Task input:
_____
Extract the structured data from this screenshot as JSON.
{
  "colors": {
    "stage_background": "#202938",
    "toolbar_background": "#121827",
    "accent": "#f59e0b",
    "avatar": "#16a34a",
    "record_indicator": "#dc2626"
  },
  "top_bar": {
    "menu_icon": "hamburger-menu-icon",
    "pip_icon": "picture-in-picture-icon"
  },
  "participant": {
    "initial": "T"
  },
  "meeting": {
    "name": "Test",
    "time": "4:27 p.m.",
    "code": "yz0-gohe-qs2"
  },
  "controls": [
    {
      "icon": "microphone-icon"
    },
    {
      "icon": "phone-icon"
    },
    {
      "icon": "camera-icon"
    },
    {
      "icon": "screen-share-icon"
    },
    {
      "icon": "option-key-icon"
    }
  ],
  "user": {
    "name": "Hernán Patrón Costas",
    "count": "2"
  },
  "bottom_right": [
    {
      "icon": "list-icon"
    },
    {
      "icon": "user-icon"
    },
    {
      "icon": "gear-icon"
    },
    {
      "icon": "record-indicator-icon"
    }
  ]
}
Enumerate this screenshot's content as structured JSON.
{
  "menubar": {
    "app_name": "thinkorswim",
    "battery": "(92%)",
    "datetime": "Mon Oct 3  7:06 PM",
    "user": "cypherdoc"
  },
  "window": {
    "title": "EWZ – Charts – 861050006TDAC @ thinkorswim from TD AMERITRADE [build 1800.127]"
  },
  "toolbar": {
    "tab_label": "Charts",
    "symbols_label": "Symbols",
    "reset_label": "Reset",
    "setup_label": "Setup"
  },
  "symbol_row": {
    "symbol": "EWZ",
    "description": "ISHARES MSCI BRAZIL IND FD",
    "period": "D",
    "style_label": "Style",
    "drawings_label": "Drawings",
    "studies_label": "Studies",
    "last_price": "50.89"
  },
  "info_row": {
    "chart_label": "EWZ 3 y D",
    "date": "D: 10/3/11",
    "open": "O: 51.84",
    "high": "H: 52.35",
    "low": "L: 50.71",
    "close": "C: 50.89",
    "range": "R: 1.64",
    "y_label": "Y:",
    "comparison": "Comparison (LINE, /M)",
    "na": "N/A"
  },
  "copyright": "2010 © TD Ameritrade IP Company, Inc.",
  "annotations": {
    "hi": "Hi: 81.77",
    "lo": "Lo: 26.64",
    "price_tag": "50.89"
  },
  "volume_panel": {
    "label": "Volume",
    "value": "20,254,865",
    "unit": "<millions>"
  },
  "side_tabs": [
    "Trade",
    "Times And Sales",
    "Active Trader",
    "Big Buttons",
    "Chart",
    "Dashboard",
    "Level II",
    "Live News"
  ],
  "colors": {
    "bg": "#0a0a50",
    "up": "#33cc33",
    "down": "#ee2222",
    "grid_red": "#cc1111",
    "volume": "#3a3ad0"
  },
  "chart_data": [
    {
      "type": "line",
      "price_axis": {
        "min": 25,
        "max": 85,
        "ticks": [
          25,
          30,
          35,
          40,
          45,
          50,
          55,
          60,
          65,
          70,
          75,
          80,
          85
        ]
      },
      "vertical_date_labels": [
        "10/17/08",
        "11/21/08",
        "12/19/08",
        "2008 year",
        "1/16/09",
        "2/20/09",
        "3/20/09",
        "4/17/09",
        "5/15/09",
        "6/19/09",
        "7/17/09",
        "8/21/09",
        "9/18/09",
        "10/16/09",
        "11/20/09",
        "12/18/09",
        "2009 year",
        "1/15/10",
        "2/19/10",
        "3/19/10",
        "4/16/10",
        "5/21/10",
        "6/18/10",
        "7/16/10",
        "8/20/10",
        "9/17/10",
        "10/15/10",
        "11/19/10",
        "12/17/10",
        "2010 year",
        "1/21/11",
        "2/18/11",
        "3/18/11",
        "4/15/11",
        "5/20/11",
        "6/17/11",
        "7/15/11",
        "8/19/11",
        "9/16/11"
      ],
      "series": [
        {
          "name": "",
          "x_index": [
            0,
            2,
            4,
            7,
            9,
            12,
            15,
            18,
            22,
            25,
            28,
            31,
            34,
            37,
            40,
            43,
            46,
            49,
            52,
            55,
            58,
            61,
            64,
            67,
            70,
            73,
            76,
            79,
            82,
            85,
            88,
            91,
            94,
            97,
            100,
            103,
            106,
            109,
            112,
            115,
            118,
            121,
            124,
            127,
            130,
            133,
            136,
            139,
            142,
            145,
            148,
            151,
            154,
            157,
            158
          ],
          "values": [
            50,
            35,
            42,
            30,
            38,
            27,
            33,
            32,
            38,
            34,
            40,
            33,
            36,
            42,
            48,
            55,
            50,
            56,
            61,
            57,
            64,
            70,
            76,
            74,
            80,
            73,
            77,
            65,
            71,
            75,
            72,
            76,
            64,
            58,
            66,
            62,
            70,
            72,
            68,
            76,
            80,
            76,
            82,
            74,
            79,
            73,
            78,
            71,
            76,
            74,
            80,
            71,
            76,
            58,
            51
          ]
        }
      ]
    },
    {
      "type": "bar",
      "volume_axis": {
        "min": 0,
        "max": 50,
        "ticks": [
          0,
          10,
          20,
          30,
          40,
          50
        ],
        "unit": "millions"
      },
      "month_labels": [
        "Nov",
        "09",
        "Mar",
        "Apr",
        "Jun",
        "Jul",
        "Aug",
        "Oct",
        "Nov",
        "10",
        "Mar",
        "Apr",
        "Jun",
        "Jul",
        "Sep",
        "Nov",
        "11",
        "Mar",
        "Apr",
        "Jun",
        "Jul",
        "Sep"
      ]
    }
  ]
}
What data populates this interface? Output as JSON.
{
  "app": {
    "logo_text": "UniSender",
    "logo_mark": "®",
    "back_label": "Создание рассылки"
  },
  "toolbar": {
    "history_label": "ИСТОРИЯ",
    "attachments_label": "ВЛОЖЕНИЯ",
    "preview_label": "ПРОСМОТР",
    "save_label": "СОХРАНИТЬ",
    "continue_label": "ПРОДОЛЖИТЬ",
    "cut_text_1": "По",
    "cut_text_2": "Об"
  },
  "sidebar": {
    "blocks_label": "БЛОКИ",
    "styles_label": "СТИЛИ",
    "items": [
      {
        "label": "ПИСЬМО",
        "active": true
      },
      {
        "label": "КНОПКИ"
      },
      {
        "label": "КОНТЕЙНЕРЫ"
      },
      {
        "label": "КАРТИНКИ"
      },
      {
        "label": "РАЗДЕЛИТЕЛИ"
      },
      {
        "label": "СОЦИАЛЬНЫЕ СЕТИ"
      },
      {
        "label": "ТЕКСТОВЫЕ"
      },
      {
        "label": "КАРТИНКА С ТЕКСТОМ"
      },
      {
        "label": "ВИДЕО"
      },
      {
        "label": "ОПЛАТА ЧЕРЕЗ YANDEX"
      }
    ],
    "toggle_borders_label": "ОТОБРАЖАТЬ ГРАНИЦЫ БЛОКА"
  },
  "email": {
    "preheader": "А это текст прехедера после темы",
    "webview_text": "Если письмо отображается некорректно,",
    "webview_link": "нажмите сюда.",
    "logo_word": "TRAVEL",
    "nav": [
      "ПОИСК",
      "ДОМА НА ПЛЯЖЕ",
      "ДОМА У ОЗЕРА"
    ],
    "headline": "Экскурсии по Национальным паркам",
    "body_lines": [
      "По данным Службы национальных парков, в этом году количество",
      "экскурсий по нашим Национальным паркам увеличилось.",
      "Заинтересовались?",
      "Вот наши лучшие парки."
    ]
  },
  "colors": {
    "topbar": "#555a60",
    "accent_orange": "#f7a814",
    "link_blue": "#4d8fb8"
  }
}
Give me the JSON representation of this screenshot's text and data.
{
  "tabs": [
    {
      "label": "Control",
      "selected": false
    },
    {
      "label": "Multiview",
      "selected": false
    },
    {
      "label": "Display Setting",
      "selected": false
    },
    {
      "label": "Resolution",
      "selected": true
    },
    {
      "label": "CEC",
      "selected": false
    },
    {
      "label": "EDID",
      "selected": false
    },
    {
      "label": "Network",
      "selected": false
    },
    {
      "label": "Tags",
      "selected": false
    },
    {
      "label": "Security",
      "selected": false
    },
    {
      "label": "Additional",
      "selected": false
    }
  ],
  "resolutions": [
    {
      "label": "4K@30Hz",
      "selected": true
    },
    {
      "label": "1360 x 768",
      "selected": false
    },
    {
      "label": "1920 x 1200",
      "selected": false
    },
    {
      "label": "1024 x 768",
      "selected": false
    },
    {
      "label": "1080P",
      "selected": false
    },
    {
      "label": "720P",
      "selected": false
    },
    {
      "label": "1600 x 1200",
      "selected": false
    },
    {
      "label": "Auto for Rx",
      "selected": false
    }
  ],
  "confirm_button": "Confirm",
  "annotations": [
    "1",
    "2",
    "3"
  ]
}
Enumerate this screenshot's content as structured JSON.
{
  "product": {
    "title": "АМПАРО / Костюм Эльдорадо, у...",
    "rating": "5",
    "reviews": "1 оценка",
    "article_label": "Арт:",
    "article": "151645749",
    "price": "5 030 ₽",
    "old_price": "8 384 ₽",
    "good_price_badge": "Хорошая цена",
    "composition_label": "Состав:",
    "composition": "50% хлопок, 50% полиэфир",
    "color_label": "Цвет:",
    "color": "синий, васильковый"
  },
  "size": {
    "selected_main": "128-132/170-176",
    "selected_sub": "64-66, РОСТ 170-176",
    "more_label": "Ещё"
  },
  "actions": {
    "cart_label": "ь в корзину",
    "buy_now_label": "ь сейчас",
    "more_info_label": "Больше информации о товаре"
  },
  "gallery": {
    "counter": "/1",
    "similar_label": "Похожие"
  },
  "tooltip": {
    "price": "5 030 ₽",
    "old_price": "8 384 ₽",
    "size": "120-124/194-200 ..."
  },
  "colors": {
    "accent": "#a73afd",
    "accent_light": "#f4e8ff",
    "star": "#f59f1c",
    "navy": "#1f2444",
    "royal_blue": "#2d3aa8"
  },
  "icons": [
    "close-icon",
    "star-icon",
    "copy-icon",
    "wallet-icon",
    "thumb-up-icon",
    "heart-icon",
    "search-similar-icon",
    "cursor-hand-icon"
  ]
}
_____
Required task:
Copy out every line of the data that includes the word "screenshot".

Written solution:
Extract the structured data from this screenshot as JSON.
Enumerate this screenshot's content as structured JSON.
Give me the JSON representation of this screenshot's text and data.
Enumerate this screenshot's content as structured JSON.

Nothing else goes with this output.